Reproduce the material word for word, starting at its very beginning and continuing through the line containing "The driving IC 213 is at (103, 367).", with both ends included. Omit the pictures from your answer.
---- Input rows
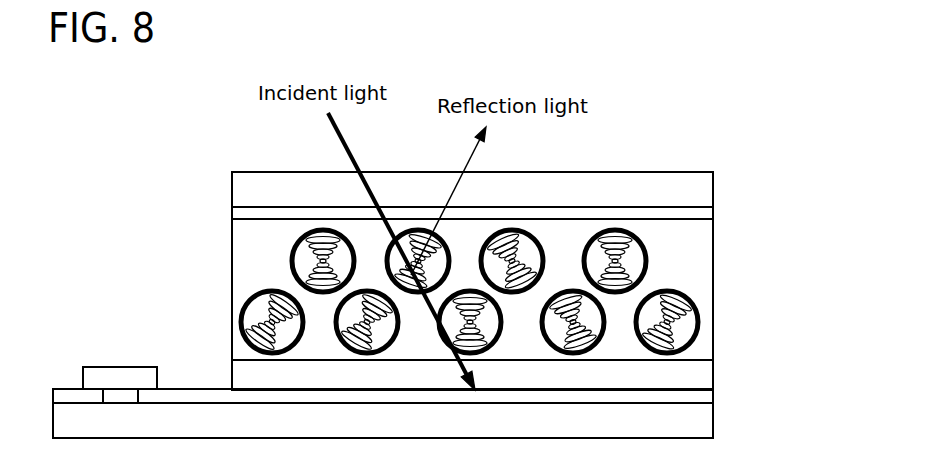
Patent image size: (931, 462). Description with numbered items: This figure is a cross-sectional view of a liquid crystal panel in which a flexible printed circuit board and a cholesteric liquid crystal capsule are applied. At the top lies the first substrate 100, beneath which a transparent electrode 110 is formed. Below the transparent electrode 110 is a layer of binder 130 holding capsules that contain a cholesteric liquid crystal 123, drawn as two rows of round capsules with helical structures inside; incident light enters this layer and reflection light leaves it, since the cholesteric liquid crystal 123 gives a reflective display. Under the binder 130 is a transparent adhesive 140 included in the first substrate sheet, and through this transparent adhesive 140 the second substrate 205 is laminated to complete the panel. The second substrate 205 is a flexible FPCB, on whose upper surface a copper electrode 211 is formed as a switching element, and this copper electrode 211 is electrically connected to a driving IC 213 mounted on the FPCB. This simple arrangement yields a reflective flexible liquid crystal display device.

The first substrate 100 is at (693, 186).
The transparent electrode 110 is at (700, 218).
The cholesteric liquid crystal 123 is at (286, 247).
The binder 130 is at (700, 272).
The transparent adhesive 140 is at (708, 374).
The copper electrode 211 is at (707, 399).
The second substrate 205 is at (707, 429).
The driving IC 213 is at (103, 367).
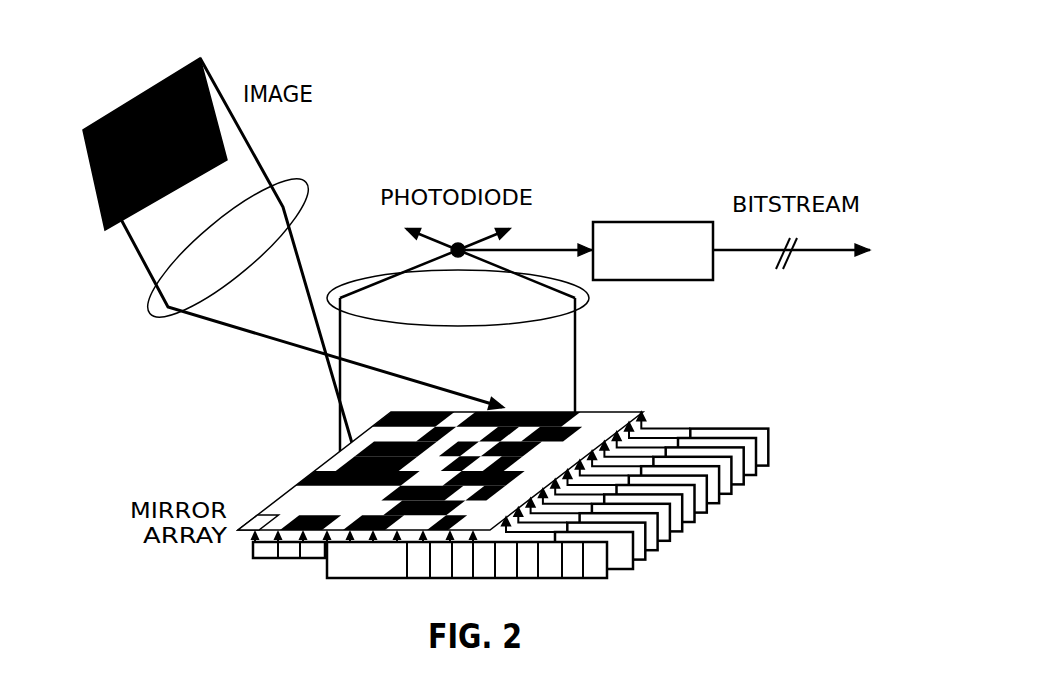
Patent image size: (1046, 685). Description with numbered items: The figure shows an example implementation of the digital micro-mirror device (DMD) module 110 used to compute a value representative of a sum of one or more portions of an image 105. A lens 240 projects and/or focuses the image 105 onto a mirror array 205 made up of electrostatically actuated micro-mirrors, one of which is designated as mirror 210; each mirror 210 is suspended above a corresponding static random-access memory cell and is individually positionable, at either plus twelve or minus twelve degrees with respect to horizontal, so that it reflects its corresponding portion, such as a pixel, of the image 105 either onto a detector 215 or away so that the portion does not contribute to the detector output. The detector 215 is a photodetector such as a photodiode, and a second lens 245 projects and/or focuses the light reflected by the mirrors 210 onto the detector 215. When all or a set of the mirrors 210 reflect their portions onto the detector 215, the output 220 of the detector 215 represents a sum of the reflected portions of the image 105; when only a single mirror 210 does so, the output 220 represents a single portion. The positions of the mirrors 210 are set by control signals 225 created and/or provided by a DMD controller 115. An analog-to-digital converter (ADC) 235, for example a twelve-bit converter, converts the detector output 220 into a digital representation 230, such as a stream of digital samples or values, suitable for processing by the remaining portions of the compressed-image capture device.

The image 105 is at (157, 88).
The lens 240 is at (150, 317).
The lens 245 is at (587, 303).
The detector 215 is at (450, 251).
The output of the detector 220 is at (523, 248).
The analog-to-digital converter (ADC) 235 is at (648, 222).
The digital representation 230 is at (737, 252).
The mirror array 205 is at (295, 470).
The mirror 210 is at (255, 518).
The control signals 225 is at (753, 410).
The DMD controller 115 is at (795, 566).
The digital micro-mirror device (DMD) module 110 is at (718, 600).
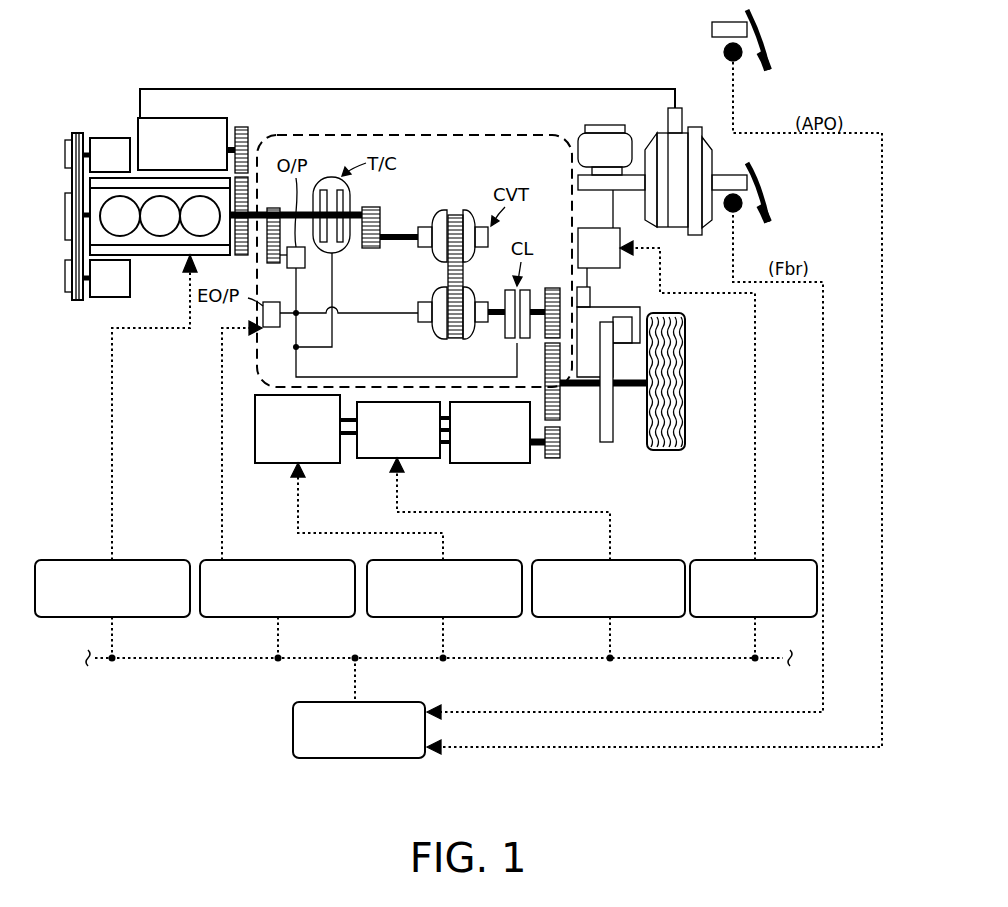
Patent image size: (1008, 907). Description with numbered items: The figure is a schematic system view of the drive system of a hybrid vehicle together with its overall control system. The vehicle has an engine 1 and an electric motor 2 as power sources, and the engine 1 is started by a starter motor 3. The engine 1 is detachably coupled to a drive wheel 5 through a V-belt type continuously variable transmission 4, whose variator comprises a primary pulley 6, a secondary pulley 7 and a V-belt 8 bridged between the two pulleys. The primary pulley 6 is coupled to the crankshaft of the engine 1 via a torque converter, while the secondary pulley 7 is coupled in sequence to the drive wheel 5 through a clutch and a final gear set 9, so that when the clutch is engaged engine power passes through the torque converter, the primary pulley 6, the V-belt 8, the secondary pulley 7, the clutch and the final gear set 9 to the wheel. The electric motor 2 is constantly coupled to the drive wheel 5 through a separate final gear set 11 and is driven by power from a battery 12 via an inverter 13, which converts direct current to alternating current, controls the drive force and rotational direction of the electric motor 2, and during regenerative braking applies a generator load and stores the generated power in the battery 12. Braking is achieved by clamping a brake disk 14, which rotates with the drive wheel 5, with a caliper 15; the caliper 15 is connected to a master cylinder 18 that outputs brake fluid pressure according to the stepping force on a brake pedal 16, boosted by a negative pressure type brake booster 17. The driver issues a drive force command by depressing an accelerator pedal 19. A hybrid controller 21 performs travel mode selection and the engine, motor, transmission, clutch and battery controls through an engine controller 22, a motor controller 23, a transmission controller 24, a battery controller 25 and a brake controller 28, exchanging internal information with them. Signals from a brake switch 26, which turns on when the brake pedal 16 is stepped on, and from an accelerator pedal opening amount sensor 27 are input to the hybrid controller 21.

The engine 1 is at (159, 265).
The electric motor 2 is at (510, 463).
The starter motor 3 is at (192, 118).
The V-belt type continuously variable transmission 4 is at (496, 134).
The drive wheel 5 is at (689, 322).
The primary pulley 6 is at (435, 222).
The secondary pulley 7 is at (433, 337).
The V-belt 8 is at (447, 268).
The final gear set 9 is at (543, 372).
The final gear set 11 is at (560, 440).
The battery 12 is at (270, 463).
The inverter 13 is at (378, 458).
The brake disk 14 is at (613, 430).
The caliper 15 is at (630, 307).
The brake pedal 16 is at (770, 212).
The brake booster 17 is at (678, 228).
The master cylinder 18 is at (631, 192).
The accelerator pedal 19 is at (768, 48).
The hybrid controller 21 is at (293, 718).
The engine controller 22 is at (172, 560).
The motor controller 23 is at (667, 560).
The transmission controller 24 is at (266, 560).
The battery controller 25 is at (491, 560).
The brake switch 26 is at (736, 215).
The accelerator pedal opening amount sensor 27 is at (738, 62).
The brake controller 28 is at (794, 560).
--------
Complete response:
Patent image size: (931, 462). Description with numbered items: This figure is a cross-sectional view of a liquid crystal panel in which a flexible printed circuit board and a cholesteric liquid crystal capsule are applied. At the top lies the first substrate 100, beneath which a transparent electrode 110 is formed. Below the transparent electrode 110 is a layer of binder 130 holding capsules that contain a cholesteric liquid crystal 123, drawn as two rows of round capsules with helical structures inside; incident light enters this layer and reflection light leaves it, since the cholesteric liquid crystal 123 gives a reflective display. Under the binder 130 is a transparent adhesive 140 included in the first substrate sheet, and through this transparent adhesive 140 the second substrate 205 is laminated to complete the panel. The second substrate 205 is a flexible FPCB, on whose upper surface a copper electrode 211 is formed as a switching element, and this copper electrode 211 is electrically connected to a driving IC 213 mounted on the FPCB. This simple arrangement yields a reflective flexible liquid crystal display device.

The first substrate 100 is at (693, 186).
The transparent electrode 110 is at (700, 218).
The cholesteric liquid crystal 123 is at (286, 247).
The binder 130 is at (700, 272).
The transparent adhesive 140 is at (708, 374).
The copper electrode 211 is at (707, 399).
The second substrate 205 is at (707, 429).
The driving IC 213 is at (103, 367).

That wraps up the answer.